YOUR GOAL
Search the material below for the string "label" and extract each line that has it.

PROVIDED RECORDS
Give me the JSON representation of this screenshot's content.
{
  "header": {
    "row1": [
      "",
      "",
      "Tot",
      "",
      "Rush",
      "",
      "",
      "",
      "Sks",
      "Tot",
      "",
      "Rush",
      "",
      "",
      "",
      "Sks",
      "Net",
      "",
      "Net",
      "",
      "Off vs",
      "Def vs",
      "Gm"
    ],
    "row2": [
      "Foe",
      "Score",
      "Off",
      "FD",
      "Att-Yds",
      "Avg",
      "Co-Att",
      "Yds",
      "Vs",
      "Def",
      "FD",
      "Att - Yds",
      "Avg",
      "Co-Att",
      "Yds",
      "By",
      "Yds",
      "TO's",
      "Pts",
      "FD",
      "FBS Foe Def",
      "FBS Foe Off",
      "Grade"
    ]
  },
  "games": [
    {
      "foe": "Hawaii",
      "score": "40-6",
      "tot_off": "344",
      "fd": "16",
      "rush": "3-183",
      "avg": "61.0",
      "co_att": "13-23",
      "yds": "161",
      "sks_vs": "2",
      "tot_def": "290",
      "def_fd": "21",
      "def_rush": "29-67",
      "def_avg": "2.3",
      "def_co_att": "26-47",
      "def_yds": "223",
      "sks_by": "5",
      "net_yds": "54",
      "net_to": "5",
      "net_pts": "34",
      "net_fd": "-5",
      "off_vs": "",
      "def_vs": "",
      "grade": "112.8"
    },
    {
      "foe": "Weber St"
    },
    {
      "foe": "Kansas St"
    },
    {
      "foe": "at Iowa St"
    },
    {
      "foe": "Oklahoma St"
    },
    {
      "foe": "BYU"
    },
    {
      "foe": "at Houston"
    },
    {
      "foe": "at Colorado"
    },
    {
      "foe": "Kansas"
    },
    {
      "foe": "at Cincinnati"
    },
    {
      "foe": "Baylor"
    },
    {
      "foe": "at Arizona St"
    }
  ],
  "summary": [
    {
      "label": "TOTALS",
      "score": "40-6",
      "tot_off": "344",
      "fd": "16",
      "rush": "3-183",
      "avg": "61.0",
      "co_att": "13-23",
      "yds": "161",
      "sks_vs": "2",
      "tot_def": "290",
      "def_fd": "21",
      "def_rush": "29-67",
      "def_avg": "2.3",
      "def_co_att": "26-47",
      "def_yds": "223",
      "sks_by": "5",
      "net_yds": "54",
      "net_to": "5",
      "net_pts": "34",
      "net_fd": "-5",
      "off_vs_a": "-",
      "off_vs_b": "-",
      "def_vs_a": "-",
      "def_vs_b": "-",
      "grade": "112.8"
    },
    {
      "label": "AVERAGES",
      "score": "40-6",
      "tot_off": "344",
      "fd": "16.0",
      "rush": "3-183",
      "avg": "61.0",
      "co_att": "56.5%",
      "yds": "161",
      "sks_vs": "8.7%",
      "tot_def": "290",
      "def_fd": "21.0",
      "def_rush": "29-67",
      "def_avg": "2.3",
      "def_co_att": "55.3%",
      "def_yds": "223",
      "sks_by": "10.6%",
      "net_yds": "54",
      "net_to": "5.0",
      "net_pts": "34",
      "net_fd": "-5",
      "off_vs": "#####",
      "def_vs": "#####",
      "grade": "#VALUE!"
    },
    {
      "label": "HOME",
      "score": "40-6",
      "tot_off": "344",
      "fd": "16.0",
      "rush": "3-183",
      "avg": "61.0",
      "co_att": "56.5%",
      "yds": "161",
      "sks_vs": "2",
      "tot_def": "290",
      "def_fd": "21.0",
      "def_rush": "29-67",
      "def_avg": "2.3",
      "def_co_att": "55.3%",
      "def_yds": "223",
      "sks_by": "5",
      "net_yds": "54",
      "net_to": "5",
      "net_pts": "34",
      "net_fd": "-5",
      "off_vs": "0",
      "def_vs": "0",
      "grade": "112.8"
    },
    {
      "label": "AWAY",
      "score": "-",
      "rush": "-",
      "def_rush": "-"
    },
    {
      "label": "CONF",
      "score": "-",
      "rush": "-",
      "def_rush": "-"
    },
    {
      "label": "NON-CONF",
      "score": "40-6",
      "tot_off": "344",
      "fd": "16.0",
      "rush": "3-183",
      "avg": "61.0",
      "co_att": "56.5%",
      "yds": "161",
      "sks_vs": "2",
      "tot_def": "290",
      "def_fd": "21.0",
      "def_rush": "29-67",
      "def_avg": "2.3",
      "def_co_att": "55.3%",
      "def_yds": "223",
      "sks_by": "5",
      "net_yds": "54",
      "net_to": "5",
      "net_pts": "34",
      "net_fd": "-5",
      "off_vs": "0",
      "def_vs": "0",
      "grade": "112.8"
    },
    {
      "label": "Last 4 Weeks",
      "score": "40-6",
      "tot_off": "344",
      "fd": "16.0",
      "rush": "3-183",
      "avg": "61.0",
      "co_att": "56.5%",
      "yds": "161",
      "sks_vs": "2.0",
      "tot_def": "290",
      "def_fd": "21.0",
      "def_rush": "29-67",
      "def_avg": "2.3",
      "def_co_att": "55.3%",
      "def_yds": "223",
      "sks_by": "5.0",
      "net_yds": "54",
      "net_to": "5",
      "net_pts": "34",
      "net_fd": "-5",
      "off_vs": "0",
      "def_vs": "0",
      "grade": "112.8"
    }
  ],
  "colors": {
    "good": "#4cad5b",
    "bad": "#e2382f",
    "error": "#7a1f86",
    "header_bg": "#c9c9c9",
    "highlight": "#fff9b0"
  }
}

RESPONSE TO THE TASK
      "label": "TOTALS",
      "label": "AVERAGES",
      "label": "HOME",
      "label": "AWAY",
      "label": "CONF",
      "label": "NON-CONF",
      "label": "Last 4 Weeks",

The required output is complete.